<<<<

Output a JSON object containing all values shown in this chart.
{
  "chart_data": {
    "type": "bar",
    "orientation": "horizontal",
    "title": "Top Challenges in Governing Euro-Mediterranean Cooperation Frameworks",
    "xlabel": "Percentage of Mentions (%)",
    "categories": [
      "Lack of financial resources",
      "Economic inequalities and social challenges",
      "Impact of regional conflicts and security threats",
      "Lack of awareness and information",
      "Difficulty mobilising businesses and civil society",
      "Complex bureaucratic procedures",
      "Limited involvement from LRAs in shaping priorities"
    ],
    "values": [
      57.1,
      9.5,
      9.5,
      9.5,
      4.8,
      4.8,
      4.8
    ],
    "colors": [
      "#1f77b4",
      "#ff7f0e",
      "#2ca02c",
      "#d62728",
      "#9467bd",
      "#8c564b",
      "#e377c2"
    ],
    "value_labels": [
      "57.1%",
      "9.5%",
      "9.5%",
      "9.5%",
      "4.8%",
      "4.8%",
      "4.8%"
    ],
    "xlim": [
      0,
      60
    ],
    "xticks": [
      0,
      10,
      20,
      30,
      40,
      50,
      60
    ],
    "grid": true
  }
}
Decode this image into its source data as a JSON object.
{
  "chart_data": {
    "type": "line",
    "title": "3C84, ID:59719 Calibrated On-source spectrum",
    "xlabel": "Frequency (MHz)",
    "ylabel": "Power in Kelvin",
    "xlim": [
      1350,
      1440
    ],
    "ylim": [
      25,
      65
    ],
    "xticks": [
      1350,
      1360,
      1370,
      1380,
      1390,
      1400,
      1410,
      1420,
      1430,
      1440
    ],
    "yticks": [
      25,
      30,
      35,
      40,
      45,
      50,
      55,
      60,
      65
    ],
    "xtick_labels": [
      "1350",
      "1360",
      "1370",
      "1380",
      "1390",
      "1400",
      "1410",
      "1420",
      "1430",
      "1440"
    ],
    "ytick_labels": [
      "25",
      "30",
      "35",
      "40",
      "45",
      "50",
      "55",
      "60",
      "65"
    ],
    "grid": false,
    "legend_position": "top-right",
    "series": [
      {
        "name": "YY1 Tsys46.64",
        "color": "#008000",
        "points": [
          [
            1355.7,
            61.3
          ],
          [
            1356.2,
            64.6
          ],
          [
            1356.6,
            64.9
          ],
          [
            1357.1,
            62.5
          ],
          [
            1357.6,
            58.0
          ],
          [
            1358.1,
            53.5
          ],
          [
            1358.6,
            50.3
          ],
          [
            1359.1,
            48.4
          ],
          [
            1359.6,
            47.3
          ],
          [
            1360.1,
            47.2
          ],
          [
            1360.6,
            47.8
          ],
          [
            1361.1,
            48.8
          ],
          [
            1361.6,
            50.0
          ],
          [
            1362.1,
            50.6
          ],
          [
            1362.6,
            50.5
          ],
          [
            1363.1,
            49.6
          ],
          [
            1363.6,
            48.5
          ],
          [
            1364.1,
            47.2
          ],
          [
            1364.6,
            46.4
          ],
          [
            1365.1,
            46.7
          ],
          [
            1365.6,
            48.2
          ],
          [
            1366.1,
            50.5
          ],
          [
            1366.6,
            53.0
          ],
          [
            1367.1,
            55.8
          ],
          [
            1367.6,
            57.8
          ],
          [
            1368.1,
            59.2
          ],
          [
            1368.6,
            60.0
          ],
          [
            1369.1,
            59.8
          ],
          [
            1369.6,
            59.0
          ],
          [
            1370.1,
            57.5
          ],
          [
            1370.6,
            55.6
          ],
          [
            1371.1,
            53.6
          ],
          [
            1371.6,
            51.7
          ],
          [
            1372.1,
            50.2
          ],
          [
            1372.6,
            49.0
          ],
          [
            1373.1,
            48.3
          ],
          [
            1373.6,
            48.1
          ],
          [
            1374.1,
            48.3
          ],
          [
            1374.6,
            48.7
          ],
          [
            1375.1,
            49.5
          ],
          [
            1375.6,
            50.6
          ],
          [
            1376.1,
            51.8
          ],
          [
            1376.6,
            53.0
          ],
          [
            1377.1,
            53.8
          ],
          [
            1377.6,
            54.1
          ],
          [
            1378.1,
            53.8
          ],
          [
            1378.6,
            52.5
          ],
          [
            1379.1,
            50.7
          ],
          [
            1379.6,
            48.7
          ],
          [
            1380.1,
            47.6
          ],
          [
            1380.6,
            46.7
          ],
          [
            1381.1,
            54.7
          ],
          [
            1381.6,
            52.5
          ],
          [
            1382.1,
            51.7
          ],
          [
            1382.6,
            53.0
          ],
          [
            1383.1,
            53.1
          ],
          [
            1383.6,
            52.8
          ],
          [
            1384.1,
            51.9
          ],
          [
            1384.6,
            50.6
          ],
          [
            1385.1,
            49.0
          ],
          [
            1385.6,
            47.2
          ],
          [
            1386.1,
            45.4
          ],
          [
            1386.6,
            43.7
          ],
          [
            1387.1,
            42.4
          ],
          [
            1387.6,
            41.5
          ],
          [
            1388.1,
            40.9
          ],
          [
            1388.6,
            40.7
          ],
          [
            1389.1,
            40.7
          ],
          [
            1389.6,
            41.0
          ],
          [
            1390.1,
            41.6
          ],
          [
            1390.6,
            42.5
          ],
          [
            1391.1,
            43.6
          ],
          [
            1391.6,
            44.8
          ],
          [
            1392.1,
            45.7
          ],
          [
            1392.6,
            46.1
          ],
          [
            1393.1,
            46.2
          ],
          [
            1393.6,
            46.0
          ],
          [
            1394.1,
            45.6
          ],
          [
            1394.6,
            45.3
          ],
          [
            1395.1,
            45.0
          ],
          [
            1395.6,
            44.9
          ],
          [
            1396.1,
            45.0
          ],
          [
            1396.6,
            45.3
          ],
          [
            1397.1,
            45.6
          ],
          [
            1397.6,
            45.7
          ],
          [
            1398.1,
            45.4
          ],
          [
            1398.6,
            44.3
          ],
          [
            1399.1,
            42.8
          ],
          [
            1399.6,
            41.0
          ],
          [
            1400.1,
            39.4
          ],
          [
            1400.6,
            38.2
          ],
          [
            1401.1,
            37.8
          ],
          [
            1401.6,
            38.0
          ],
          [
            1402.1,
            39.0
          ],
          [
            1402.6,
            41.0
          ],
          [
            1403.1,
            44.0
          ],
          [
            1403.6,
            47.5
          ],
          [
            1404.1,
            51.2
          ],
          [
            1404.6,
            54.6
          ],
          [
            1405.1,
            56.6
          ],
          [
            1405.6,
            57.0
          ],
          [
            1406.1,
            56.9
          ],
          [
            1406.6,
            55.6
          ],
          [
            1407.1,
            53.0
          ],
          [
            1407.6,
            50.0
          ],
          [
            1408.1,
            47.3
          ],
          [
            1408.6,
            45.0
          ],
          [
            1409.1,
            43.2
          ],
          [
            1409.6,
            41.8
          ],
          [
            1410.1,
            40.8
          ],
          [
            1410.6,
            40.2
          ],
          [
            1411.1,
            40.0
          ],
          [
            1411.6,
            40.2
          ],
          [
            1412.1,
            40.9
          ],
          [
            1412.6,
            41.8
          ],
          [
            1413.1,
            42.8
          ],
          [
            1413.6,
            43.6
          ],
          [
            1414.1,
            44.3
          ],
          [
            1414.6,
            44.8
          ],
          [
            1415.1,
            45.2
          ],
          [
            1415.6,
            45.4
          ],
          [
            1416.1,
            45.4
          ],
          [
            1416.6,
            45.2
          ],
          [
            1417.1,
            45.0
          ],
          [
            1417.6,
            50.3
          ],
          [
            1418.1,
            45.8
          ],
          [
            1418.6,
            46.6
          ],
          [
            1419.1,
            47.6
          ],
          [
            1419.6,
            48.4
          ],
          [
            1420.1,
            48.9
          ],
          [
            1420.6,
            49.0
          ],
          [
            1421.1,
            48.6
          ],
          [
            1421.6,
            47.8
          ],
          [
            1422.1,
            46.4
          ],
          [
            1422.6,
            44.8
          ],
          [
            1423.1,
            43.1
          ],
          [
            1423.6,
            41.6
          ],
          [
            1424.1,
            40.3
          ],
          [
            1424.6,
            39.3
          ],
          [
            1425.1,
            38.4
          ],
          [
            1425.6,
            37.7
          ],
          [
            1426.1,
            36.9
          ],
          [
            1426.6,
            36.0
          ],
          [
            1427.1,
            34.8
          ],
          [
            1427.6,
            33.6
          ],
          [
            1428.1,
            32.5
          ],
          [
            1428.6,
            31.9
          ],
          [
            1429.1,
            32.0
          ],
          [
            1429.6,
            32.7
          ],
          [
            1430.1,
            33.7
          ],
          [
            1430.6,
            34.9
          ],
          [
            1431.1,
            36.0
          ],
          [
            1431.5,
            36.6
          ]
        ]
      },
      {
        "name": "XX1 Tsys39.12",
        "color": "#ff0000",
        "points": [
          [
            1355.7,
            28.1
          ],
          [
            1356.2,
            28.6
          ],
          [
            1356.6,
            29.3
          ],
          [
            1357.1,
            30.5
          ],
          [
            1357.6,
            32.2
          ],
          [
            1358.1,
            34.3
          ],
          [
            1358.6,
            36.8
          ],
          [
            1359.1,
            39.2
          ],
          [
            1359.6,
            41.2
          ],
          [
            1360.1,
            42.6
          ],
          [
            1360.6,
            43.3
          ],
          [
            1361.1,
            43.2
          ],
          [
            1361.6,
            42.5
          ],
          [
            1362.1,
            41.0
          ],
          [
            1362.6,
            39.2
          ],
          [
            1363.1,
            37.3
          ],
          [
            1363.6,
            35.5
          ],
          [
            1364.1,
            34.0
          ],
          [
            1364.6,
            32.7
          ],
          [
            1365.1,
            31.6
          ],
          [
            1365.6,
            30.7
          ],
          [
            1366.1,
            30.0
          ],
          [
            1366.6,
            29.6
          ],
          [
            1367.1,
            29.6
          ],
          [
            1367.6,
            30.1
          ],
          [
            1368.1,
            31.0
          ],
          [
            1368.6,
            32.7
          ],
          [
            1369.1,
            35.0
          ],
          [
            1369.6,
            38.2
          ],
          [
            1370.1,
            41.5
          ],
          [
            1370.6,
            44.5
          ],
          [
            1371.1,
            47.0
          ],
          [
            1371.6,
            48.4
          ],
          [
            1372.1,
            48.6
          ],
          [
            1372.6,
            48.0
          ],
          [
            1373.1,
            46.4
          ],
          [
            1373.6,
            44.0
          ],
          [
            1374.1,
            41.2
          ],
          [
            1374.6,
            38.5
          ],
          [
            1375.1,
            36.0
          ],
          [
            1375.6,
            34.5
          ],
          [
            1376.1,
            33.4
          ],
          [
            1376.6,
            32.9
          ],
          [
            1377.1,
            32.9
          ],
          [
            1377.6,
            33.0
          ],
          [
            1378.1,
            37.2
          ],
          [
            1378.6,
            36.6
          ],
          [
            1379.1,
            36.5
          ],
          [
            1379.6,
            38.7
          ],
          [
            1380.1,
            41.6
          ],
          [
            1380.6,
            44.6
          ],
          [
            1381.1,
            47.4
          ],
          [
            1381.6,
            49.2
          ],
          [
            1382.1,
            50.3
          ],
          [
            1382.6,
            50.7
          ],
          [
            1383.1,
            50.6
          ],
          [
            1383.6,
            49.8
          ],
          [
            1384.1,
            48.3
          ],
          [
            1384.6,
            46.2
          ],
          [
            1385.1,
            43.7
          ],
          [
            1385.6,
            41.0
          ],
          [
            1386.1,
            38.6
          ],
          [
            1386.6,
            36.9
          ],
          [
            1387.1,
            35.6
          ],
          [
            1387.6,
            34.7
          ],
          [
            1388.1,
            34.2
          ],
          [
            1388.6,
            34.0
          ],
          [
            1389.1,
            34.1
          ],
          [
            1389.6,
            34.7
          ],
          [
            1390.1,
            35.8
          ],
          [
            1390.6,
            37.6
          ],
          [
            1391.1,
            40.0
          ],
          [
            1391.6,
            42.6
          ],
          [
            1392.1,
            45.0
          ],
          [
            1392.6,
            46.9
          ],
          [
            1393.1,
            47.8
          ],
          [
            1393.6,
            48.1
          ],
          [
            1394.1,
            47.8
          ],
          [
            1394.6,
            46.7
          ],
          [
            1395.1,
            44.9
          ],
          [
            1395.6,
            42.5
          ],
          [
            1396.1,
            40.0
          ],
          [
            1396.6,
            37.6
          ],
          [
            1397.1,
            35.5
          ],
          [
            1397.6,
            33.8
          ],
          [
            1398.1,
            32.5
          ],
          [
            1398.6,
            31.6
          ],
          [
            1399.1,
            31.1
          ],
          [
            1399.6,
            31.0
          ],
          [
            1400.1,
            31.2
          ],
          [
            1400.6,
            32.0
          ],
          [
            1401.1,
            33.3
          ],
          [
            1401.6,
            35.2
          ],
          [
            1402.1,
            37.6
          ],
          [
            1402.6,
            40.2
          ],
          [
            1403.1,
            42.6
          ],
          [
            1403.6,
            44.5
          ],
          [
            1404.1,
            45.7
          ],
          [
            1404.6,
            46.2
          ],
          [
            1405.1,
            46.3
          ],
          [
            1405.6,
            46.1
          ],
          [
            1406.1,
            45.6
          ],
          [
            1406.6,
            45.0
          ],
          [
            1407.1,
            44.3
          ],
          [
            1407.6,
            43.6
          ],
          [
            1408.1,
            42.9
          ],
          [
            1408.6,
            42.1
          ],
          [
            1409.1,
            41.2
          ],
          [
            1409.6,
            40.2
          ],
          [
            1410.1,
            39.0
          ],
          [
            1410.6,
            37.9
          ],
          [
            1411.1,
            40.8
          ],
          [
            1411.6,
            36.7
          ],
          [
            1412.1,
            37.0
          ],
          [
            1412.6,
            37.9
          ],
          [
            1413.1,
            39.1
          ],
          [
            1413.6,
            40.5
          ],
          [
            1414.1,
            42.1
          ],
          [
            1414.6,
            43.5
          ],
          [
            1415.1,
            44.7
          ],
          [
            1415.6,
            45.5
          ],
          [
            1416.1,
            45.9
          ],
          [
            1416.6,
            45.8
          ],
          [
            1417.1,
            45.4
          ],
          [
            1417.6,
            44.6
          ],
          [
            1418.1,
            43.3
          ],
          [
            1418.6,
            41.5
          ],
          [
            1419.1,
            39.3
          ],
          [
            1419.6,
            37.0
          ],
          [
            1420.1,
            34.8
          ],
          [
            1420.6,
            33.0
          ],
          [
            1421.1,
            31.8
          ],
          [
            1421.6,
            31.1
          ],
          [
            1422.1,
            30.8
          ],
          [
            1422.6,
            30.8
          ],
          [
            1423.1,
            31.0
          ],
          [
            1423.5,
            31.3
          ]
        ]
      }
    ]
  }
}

>>>>

- [BRIEF]
In the records above, locate each line with the word "title". Copy all such lines.

- [RESULT OF THIS TASK]
    "title": "Top Challenges in Governing Euro-Mediterranean Cooperation Frameworks",
    "title": "3C84, ID:59719 Calibrated On-source spectrum",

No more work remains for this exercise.